WORK TO DO: Gather up the lines that contain "goods".

DATA EXCERPTS:
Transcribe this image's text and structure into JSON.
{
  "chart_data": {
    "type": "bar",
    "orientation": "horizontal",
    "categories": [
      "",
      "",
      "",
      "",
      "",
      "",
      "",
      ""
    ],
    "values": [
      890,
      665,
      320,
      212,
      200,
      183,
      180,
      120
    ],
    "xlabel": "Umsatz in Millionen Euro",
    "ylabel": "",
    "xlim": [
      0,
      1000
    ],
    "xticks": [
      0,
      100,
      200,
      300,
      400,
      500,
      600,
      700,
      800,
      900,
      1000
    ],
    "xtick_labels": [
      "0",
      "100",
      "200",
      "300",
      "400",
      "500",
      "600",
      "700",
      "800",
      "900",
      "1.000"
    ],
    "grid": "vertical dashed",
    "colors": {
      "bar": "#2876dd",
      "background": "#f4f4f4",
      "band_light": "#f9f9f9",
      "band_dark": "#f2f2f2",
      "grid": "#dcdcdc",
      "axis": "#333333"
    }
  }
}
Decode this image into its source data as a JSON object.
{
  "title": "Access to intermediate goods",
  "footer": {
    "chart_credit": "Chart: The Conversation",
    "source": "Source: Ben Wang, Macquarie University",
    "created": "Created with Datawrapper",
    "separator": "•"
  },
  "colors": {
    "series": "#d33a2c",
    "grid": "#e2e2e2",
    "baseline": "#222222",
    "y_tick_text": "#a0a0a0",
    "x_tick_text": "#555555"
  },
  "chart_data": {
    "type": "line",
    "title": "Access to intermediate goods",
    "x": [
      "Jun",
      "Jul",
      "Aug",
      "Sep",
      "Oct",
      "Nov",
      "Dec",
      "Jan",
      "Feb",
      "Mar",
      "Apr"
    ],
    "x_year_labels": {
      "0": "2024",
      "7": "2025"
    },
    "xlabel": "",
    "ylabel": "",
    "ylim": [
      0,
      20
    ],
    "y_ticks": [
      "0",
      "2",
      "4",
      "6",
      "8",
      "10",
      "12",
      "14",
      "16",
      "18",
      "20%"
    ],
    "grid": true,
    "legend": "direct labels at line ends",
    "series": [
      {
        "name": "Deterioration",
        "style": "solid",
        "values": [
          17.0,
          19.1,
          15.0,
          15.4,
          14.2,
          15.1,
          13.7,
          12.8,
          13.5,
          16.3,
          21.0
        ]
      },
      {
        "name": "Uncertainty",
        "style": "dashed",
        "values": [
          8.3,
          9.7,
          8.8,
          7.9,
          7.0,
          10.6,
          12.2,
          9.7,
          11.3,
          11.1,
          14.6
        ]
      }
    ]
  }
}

FINISHED TASK:
  "title": "Access to intermediate goods",
    "title": "Access to intermediate goods",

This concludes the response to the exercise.